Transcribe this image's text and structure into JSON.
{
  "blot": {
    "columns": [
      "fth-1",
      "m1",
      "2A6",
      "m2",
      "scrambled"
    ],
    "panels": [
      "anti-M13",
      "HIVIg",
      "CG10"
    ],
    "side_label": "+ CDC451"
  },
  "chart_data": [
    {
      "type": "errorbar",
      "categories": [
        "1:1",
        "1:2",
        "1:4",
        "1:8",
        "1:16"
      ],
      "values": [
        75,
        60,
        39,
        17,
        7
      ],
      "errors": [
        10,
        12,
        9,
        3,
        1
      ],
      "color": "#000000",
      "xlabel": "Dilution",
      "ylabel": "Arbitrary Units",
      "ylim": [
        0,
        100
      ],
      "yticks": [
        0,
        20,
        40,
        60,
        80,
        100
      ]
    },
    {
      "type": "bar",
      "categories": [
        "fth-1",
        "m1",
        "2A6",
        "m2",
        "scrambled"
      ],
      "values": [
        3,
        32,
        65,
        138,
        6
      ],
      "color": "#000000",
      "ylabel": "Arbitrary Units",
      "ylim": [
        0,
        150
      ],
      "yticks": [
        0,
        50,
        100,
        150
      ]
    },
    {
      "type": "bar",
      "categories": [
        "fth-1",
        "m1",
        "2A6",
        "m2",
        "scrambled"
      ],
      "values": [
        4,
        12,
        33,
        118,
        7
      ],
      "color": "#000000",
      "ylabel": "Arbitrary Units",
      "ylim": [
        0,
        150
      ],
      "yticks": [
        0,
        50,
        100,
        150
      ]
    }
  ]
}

**Goal:** Reproduce the data, keeping every line exactly the same.

**Exercise answer:**
Transcribe this image's text and structure into JSON.
{
  "blot": {
    "columns": [
      "fth-1",
      "m1",
      "2A6",
      "m2",
      "scrambled"
    ],
    "panels": [
      "anti-M13",
      "HIVIg",
      "CG10"
    ],
    "side_label": "+ CDC451"
  },
  "chart_data": [
    {
      "type": "errorbar",
      "categories": [
        "1:1",
        "1:2",
        "1:4",
        "1:8",
        "1:16"
      ],
      "values": [
        75,
        60,
        39,
        17,
        7
      ],
      "errors": [
        10,
        12,
        9,
        3,
        1
      ],
      "color": "#000000",
      "xlabel": "Dilution",
      "ylabel": "Arbitrary Units",
      "ylim": [
        0,
        100
      ],
      "yticks": [
        0,
        20,
        40,
        60,
        80,
        100
      ]
    },
    {
      "type": "bar",
      "categories": [
        "fth-1",
        "m1",
        "2A6",
        "m2",
        "scrambled"
      ],
      "values": [
        3,
        32,
        65,
        138,
        6
      ],
      "color": "#000000",
      "ylabel": "Arbitrary Units",
      "ylim": [
        0,
        150
      ],
      "yticks": [
        0,
        50,
        100,
        150
      ]
    },
    {
      "type": "bar",
      "categories": [
        "fth-1",
        "m1",
        "2A6",
        "m2",
        "scrambled"
      ],
      "values": [
        4,
        12,
        33,
        118,
        7
      ],
      "color": "#000000",
      "ylabel": "Arbitrary Units",
      "ylim": [
        0,
        150
      ],
      "yticks": [
        0,
        50,
        100,
        150
      ]
    }
  ]
}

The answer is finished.